**Exercise details:** Extract every line from the records below that contains the word "climatology".

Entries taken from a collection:
——————————
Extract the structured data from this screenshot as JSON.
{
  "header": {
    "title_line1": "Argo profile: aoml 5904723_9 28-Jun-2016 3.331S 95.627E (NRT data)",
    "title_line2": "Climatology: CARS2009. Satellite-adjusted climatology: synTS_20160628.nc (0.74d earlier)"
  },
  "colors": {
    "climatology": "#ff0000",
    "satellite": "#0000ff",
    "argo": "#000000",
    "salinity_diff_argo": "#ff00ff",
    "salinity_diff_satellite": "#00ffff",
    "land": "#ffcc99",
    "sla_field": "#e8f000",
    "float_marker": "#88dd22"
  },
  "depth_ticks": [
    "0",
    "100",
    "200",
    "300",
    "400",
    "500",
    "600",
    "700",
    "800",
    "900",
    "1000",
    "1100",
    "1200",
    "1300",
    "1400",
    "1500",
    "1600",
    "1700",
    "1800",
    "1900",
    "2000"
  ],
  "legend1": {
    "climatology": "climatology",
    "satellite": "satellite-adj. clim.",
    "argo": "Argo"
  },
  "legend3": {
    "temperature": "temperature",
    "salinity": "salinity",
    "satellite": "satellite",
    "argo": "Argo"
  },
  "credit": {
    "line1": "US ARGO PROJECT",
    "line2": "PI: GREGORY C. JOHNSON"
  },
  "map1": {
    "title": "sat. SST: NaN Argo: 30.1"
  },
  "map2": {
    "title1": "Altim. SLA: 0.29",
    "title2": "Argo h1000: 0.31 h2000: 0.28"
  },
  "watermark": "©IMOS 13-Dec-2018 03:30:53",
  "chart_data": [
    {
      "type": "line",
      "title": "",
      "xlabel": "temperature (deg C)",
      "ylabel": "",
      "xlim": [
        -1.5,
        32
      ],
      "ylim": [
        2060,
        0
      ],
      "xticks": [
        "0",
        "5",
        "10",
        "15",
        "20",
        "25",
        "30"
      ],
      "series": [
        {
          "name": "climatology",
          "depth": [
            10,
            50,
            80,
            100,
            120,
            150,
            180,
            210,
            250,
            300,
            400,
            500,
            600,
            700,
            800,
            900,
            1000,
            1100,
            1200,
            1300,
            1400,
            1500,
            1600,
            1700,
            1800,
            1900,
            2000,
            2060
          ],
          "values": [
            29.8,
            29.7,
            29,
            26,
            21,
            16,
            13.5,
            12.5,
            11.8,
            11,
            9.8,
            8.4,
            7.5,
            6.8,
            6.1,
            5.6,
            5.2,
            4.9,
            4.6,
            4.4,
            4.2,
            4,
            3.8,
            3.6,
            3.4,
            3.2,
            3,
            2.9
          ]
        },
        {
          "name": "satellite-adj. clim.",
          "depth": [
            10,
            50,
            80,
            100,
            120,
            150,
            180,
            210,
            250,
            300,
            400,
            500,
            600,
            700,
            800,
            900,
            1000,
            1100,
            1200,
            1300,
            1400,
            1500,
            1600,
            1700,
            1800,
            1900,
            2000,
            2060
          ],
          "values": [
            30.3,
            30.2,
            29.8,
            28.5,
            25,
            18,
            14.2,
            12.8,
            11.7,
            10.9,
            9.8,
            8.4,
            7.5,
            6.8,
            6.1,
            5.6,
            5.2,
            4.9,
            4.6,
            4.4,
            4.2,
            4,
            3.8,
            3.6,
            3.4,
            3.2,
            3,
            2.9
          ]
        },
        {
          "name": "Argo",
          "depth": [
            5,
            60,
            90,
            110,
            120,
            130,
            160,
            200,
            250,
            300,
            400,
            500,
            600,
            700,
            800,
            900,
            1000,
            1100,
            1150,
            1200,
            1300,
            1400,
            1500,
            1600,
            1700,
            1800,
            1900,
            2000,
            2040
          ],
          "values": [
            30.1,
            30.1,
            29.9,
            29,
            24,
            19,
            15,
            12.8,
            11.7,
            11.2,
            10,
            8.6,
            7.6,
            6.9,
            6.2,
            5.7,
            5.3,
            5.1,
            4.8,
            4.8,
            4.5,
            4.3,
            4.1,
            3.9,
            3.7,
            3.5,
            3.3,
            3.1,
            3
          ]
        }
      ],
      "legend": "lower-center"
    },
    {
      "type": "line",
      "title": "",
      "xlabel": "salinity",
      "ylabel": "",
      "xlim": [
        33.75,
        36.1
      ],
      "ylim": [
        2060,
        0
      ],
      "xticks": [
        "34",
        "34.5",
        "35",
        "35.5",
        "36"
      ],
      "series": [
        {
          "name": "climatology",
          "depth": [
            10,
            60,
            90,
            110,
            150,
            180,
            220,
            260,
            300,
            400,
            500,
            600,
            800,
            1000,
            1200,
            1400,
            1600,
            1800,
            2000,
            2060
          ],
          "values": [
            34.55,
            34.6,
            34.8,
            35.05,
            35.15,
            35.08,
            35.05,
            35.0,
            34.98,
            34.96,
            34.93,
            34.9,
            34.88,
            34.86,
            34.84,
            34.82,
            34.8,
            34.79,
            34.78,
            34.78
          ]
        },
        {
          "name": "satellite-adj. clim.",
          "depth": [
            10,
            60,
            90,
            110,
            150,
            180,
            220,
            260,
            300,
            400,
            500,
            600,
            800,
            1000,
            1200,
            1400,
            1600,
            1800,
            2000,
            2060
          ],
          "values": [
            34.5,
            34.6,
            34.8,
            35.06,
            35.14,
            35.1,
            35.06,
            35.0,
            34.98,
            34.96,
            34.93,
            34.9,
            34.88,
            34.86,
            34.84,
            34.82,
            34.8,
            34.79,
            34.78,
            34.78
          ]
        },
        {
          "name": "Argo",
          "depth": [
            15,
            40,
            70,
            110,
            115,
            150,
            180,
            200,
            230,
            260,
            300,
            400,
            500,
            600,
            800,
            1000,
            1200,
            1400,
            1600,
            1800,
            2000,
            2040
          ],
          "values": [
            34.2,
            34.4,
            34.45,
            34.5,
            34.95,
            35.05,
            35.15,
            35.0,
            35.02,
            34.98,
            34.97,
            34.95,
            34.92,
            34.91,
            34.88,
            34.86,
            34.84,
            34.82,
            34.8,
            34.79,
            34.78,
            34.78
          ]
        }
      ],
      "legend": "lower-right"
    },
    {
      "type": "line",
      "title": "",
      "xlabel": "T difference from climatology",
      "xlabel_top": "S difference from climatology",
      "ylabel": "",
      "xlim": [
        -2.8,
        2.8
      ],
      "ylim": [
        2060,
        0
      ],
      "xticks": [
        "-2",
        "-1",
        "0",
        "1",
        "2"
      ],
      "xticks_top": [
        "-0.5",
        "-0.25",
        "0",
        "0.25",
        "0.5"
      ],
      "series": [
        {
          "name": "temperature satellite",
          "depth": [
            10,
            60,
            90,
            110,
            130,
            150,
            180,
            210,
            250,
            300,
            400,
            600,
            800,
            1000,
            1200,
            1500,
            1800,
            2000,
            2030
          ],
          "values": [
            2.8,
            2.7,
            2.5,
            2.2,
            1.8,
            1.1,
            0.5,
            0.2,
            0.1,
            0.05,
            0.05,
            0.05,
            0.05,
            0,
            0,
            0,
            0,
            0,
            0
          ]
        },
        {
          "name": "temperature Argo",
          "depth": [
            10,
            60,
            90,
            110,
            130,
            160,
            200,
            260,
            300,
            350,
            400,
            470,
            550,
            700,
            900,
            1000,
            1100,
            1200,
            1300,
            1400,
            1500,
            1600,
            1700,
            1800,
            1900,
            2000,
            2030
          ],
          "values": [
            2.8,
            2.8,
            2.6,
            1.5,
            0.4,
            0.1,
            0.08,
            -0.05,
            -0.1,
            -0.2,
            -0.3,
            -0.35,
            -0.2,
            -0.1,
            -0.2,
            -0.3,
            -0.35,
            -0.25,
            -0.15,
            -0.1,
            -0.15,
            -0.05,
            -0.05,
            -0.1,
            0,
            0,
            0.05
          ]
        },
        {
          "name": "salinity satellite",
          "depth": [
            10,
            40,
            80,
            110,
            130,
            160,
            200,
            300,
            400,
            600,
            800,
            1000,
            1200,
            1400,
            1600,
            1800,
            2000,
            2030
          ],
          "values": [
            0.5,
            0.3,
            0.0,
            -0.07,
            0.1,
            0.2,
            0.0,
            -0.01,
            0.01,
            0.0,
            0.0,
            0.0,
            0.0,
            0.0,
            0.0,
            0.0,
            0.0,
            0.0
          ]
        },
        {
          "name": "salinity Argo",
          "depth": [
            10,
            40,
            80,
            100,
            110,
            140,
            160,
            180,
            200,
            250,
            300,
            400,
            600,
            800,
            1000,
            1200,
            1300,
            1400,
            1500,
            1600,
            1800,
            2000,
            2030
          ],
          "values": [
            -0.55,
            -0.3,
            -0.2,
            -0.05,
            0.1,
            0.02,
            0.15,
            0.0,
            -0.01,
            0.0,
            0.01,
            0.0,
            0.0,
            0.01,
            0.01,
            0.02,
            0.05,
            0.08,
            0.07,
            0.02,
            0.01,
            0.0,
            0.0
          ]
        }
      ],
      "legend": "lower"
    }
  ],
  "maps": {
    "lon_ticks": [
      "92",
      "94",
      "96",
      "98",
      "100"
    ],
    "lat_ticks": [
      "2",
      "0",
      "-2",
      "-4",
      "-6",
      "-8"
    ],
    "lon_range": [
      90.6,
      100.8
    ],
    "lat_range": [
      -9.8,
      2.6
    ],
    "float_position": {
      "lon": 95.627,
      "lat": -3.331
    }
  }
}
——————————
**Task response:**
    "title_line2": "Climatology: CARS2009. Satellite-adjusted climatology: synTS_20160628.nc (0.74d earlier)"
    "climatology": "#ff0000",
    "climatology": "climatology",
          "name": "climatology",
          "name": "climatology",
      "xlabel": "T difference from climatology",
      "xlabel_top": "S difference from climatology",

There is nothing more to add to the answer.